Copy whichever lines contain the string "сегодня".

Start

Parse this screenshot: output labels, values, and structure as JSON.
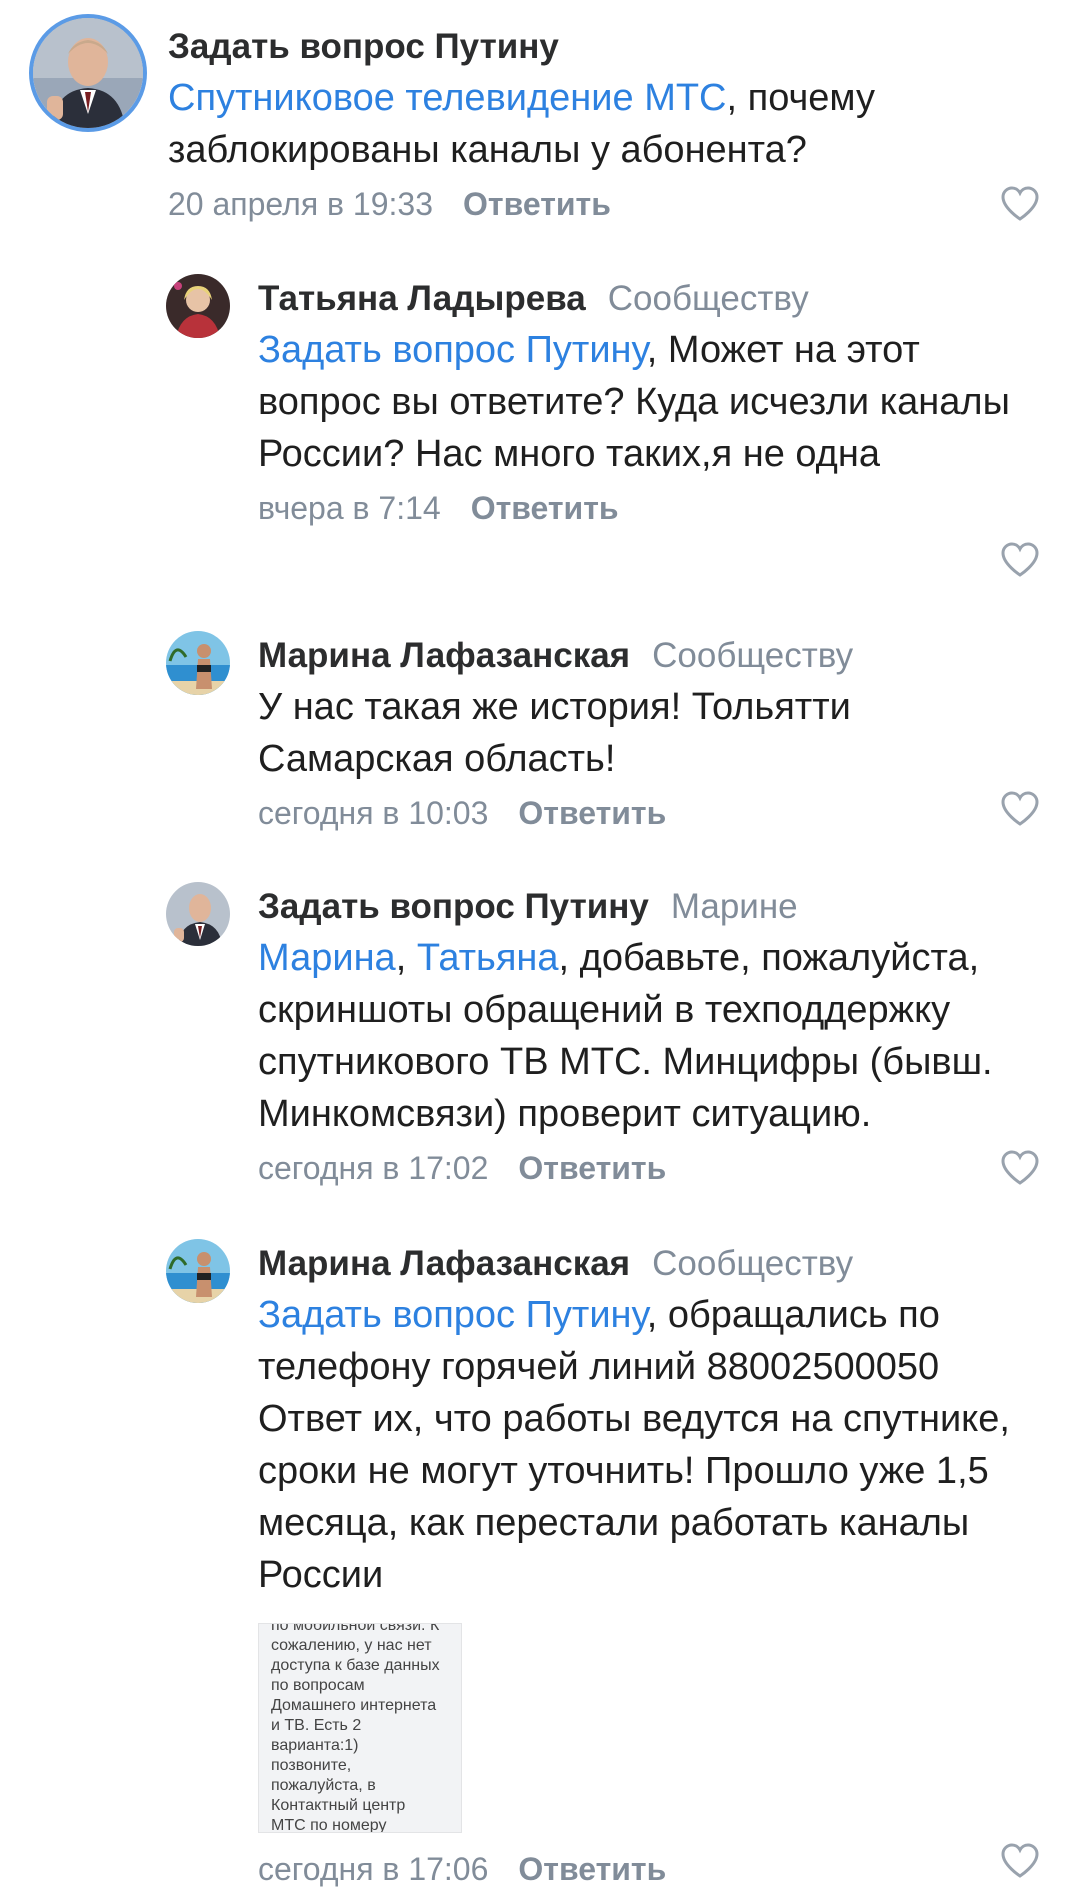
{
  "comments": [
    {
      "author": "Задать вопрос Путину",
      "recipient": "",
      "mentions": [
        "Спутниковое телевидение МТС"
      ],
      "text_after_mentions": ", почему заблокированы каналы у абонента?",
      "timestamp": "20 апреля в 19:33",
      "reply_label": "Ответить",
      "avatar_icon": "putin-portrait-avatar",
      "like_icon": "heart-outline-icon"
    },
    {
      "author": "Татьяна Ладырева",
      "recipient": "Сообществу",
      "mentions": [
        "Задать вопрос Путину"
      ],
      "text_after_mentions": ", Может на этот вопрос вы ответите? Куда исчезли каналы России? Нас много таких,я не одна",
      "timestamp": "вчера в 7:14",
      "reply_label": "Ответить",
      "avatar_icon": "woman-portrait-avatar",
      "like_icon": "heart-outline-icon"
    },
    {
      "author": "Марина Лафазанская",
      "recipient": "Сообществу",
      "mentions": [],
      "text_after_mentions": "У нас такая же история! Тольятти Самарская область!",
      "timestamp": "сегодня в 10:03",
      "reply_label": "Ответить",
      "avatar_icon": "beach-photo-avatar",
      "like_icon": "heart-outline-icon"
    },
    {
      "author": "Задать вопрос Путину",
      "recipient": "Марине",
      "mentions": [
        "Марина",
        "Татьяна"
      ],
      "mention_separator": ", ",
      "text_after_mentions": ", добавьте, пожалуйста, скриншоты обращений в техподдержку спутникового ТВ МТС. Минцифры (бывш. Минкомсвязи) проверит ситуацию.",
      "timestamp": "сегодня в 17:02",
      "reply_label": "Ответить",
      "avatar_icon": "putin-portrait-avatar",
      "like_icon": "heart-outline-icon"
    },
    {
      "author": "Марина Лафазанская",
      "recipient": "Сообществу",
      "mentions": [
        "Задать вопрос Путину"
      ],
      "text_after_mentions": ", обращались по телефону горячей линий 88002500050 Ответ их, что работы ведутся на спутнике, сроки не могут уточнить! Прошло уже 1,5 месяца, как перестали работать каналы России",
      "attachment_lines": [
        "по мобильной связи. К",
        "сожалению, у нас нет",
        "доступа к базе данных",
        "по вопросам",
        "Домашнего интернета",
        "и ТВ. Есть 2",
        "варианта:1)",
        "позвоните,",
        "пожалуйста, в",
        "Контактный центр",
        "МТС по номеру"
      ],
      "timestamp": "сегодня в 17:06",
      "reply_label": "Ответить",
      "avatar_icon": "beach-photo-avatar",
      "like_icon": "heart-outline-icon"
    }
  ],
  "colors": {
    "mention": "#2d81e0",
    "secondary": "#818c99",
    "text": "#1f1f1f",
    "avatar_ring": "#5b9be6"
  }
}
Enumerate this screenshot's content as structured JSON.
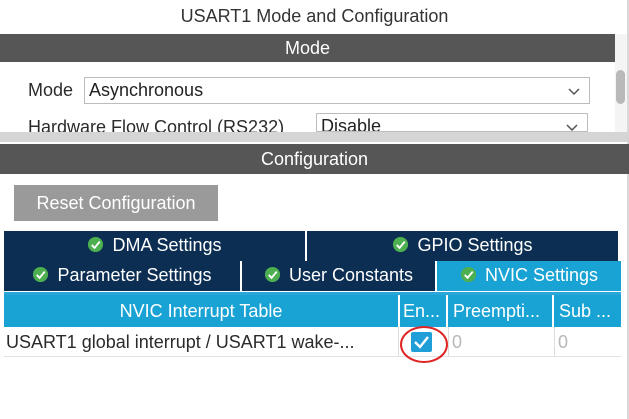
{
  "window": {
    "title": "USART1 Mode and Configuration"
  },
  "mode_section": {
    "header": "Mode",
    "rows": [
      {
        "label": "Mode",
        "value": "Asynchronous",
        "icon": "chevron-down-icon"
      },
      {
        "label": "Hardware Flow Control (RS232)",
        "value": "Disable",
        "icon": "chevron-down-icon"
      }
    ]
  },
  "configuration_section": {
    "header": "Configuration",
    "reset_label": "Reset Configuration",
    "tabs": [
      {
        "label": "DMA Settings",
        "icon": "check-circle-icon",
        "active": false
      },
      {
        "label": "GPIO Settings",
        "icon": "check-circle-icon",
        "active": false
      },
      {
        "label": "Parameter Settings",
        "icon": "check-circle-icon",
        "active": false
      },
      {
        "label": "User Constants",
        "icon": "check-circle-icon",
        "active": false
      },
      {
        "label": "NVIC Settings",
        "icon": "check-circle-icon",
        "active": true
      }
    ],
    "nvic_table": {
      "columns": [
        "NVIC Interrupt Table",
        "En...",
        "Preempti...",
        "Sub ..."
      ],
      "rows": [
        {
          "name": "USART1 global interrupt / USART1 wake-...",
          "enabled": true,
          "preemption": "0",
          "sub": "0"
        }
      ]
    }
  },
  "colors": {
    "header_gray": "#565656",
    "tab_navy": "#0c2e52",
    "tab_active_blue": "#19a3d4",
    "check_green": "#4caf50",
    "annotation_red": "#e02424"
  }
}
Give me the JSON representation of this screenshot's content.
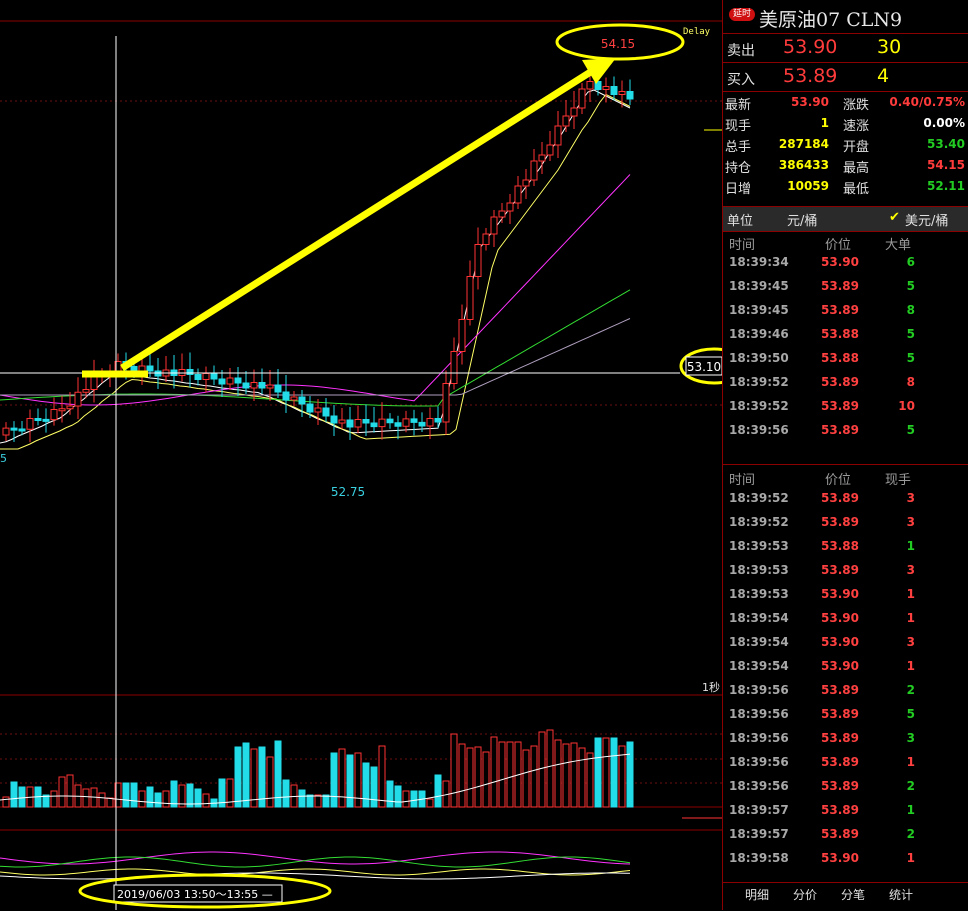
{
  "chart_data": {
    "type": "candlestick",
    "delay_label": "Delay",
    "high_label": "54.15",
    "low_label": "52.75",
    "left_edge_label": "5",
    "crosshair_price": "53.10",
    "interval_label": "1秒",
    "time_range": "2019/06/03 13:50～13:55 —"
  },
  "panel": {
    "badge": "延时",
    "title": "美原油07  CLN9",
    "ask": {
      "label": "卖出",
      "price": "53.90",
      "volume": "30"
    },
    "bid": {
      "label": "买入",
      "price": "53.89",
      "volume": "4"
    },
    "stats": [
      {
        "label": "最新",
        "value": "53.90",
        "color": "#ff3b3b"
      },
      {
        "label": "涨跌",
        "value": "0.40/0.75%",
        "color": "#ff3b3b"
      },
      {
        "label": "现手",
        "value": "1",
        "color": "#ffff00"
      },
      {
        "label": "速涨",
        "value": "0.00%",
        "color": "#ffffff"
      },
      {
        "label": "总手",
        "value": "287184",
        "color": "#ffff00"
      },
      {
        "label": "开盘",
        "value": "53.40",
        "color": "#22cc22"
      },
      {
        "label": "持仓",
        "value": "386433",
        "color": "#ffff00"
      },
      {
        "label": "最高",
        "value": "54.15",
        "color": "#ff3b3b"
      },
      {
        "label": "日增",
        "value": "10059",
        "color": "#ffff00"
      },
      {
        "label": "最低",
        "value": "52.11",
        "color": "#22cc22"
      }
    ],
    "unit": {
      "label": "单位",
      "value": "元/桶",
      "check": "✔",
      "option": "美元/桶"
    },
    "big_orders": {
      "headers": [
        "时间",
        "价位",
        "大单"
      ],
      "rows": [
        {
          "time": "18:39:34",
          "price": "53.90",
          "vol": "6",
          "up": false
        },
        {
          "time": "18:39:45",
          "price": "53.89",
          "vol": "5",
          "up": false
        },
        {
          "time": "18:39:45",
          "price": "53.89",
          "vol": "8",
          "up": false
        },
        {
          "time": "18:39:46",
          "price": "53.88",
          "vol": "5",
          "up": false
        },
        {
          "time": "18:39:50",
          "price": "53.88",
          "vol": "5",
          "up": false
        },
        {
          "time": "18:39:52",
          "price": "53.89",
          "vol": "8",
          "up": true
        },
        {
          "time": "18:39:52",
          "price": "53.89",
          "vol": "10",
          "up": true
        },
        {
          "time": "18:39:56",
          "price": "53.89",
          "vol": "5",
          "up": false
        }
      ]
    },
    "ticks": {
      "headers": [
        "时间",
        "价位",
        "现手"
      ],
      "rows": [
        {
          "time": "18:39:52",
          "price": "53.89",
          "vol": "3",
          "up": true
        },
        {
          "time": "18:39:52",
          "price": "53.89",
          "vol": "3",
          "up": true
        },
        {
          "time": "18:39:53",
          "price": "53.88",
          "vol": "1",
          "up": false
        },
        {
          "time": "18:39:53",
          "price": "53.89",
          "vol": "3",
          "up": true
        },
        {
          "time": "18:39:53",
          "price": "53.90",
          "vol": "1",
          "up": true
        },
        {
          "time": "18:39:54",
          "price": "53.90",
          "vol": "1",
          "up": true
        },
        {
          "time": "18:39:54",
          "price": "53.90",
          "vol": "3",
          "up": true
        },
        {
          "time": "18:39:54",
          "price": "53.90",
          "vol": "1",
          "up": true
        },
        {
          "time": "18:39:56",
          "price": "53.89",
          "vol": "2",
          "up": false
        },
        {
          "time": "18:39:56",
          "price": "53.89",
          "vol": "5",
          "up": false
        },
        {
          "time": "18:39:56",
          "price": "53.89",
          "vol": "3",
          "up": false
        },
        {
          "time": "18:39:56",
          "price": "53.89",
          "vol": "1",
          "up": true
        },
        {
          "time": "18:39:56",
          "price": "53.89",
          "vol": "2",
          "up": false
        },
        {
          "time": "18:39:57",
          "price": "53.89",
          "vol": "1",
          "up": false
        },
        {
          "time": "18:39:57",
          "price": "53.89",
          "vol": "2",
          "up": false
        },
        {
          "time": "18:39:58",
          "price": "53.90",
          "vol": "1",
          "up": true
        }
      ]
    },
    "tabs": [
      "明细",
      "分价",
      "分笔",
      "统计"
    ]
  }
}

End

◆ Output of the exercise ◆
      "timestamp": "сегодня в 10:03",
      "timestamp": "сегодня в 17:02",
      "timestamp": "сегодня в 17:06",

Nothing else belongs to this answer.